--- The task ---
Scan the lines below for the word "name". Copy each line you find it in.

::::::

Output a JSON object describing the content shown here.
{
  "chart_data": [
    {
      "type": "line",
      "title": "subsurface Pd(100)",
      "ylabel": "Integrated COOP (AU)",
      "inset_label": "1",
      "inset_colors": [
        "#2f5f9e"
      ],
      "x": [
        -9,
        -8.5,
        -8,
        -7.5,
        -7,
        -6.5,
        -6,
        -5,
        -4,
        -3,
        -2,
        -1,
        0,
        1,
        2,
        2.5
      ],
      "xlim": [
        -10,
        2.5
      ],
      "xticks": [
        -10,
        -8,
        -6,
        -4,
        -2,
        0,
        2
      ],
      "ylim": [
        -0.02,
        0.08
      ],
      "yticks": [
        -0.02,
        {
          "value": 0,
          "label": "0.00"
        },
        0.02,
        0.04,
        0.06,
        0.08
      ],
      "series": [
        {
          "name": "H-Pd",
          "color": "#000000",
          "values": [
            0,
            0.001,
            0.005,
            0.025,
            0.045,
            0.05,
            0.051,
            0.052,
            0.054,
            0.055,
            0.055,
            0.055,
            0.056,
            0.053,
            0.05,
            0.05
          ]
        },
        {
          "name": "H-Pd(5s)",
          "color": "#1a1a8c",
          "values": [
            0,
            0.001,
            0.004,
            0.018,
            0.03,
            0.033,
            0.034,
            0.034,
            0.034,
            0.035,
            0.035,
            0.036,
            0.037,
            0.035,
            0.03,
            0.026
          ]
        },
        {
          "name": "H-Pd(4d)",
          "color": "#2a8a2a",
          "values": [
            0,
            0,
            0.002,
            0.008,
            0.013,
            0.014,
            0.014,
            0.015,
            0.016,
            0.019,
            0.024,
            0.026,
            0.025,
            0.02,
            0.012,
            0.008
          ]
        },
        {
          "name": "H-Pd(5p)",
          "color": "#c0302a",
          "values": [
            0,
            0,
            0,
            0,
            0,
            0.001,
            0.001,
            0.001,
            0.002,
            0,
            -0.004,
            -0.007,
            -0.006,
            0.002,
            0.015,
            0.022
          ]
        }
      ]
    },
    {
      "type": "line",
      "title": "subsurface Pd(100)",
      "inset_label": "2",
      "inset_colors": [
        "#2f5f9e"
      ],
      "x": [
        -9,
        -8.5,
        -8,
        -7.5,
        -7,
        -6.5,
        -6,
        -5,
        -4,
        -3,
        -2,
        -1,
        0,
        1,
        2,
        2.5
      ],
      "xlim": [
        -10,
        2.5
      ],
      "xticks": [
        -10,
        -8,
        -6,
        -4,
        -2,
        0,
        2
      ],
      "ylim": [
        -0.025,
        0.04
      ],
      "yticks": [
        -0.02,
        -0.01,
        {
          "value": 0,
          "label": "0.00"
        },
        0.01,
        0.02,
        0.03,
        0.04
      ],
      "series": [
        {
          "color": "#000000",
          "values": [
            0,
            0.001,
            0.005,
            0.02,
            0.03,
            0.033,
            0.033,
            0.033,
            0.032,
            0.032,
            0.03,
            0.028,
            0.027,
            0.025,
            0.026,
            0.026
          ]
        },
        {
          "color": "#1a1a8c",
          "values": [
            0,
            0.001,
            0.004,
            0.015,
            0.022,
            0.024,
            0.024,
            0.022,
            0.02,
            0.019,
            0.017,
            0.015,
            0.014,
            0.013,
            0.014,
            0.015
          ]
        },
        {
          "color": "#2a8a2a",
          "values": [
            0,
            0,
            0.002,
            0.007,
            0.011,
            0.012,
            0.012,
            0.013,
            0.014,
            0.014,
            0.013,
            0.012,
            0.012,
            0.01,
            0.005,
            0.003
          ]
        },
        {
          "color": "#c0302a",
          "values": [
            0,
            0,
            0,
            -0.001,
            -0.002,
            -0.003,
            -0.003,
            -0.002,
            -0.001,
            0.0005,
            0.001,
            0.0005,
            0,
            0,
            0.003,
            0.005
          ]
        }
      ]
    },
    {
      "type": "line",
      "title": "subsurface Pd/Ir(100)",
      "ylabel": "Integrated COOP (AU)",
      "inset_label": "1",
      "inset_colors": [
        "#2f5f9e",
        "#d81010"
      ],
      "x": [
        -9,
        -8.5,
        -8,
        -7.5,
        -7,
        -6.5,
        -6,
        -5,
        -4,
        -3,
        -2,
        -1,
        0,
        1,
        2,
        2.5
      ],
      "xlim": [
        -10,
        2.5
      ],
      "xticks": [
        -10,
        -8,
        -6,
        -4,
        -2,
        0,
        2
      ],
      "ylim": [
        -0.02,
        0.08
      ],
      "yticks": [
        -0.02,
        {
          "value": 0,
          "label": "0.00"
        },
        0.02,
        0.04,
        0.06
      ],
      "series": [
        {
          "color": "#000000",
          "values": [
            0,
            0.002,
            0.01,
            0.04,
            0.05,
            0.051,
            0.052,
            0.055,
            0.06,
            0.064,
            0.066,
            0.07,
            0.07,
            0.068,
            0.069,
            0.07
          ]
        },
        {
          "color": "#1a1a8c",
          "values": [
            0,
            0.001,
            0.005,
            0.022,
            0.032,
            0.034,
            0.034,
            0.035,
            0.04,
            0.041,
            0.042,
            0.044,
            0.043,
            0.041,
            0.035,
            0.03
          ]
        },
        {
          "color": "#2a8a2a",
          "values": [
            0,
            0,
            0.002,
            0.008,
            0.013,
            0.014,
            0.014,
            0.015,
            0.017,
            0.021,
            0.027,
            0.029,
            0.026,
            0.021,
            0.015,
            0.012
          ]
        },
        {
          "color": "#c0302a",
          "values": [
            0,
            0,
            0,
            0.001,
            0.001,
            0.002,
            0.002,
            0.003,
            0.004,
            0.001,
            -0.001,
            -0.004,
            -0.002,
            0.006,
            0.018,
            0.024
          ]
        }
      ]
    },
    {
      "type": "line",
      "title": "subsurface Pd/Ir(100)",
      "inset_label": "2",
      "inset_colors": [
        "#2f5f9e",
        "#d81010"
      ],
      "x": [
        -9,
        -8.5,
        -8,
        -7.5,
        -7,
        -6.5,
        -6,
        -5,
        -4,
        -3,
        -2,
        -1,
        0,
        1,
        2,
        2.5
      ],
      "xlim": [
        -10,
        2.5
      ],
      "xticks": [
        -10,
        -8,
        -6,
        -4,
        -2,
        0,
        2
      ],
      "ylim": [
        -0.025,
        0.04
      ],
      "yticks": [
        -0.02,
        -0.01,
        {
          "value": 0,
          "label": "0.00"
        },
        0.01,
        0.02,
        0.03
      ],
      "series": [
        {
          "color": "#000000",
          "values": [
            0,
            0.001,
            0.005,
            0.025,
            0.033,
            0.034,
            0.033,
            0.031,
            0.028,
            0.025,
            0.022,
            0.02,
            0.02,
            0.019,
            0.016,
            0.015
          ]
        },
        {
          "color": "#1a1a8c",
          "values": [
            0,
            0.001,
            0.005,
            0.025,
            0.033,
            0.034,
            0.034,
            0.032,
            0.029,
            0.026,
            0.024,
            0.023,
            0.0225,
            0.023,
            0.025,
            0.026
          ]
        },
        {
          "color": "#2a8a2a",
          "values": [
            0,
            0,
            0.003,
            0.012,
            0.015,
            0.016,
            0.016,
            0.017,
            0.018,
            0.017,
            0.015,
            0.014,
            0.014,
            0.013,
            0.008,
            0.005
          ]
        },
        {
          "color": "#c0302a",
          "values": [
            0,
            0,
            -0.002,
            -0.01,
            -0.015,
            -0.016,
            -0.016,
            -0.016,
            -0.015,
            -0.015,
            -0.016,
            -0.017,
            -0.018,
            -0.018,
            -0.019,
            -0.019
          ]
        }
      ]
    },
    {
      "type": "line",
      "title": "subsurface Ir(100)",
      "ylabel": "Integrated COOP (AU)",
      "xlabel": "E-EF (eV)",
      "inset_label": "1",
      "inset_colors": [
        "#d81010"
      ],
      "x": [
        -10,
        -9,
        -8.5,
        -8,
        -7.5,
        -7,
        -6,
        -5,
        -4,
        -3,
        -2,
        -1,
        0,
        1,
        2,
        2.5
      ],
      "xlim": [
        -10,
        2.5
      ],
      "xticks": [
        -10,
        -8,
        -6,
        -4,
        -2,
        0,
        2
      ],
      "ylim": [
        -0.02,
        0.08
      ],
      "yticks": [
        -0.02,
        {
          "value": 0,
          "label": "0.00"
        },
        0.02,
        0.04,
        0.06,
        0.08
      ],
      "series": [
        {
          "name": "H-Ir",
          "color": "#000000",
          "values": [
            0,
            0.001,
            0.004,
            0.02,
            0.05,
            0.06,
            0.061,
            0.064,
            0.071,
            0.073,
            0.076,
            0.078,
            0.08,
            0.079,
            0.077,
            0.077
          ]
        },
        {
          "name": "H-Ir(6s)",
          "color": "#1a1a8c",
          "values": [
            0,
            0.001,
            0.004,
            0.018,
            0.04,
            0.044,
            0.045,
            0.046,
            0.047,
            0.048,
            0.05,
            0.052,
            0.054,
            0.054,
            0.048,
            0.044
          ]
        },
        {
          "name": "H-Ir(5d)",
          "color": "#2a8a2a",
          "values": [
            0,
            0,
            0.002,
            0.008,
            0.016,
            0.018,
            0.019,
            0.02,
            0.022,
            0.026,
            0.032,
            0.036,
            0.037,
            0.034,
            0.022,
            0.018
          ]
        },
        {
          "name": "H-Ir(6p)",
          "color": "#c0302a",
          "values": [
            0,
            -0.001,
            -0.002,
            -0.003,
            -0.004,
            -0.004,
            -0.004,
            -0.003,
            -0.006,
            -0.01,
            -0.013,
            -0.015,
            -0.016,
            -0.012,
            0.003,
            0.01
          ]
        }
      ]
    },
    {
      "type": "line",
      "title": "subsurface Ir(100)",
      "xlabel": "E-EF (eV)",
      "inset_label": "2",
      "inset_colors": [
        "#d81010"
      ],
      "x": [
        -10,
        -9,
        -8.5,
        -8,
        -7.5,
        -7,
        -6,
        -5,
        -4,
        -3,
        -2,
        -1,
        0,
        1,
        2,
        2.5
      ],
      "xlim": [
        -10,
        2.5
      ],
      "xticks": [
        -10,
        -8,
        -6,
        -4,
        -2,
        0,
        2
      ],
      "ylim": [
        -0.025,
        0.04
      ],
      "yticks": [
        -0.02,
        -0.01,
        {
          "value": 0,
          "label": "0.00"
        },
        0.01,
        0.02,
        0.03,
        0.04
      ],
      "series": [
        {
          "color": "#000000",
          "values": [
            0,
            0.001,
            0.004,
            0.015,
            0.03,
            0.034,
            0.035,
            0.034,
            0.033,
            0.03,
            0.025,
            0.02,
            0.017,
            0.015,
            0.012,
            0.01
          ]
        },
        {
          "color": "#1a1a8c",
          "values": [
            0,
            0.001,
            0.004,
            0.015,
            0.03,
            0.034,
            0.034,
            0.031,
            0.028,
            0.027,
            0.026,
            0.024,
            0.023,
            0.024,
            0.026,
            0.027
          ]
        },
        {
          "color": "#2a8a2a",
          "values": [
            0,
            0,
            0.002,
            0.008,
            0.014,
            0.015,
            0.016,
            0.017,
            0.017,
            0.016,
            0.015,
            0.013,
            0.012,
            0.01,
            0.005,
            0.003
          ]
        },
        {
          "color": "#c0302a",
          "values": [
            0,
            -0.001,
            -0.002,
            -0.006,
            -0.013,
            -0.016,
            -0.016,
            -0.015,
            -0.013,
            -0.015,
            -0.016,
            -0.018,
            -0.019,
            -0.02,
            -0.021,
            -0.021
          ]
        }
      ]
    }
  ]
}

::::::

--- Output of the task ---
          "name": "H-Pd",
          "name": "H-Pd(5s)",
          "name": "H-Pd(4d)",
          "name": "H-Pd(5p)",
          "name": "H-Ir",
          "name": "H-Ir(6s)",
          "name": "H-Ir(5d)",
          "name": "H-Ir(6p)",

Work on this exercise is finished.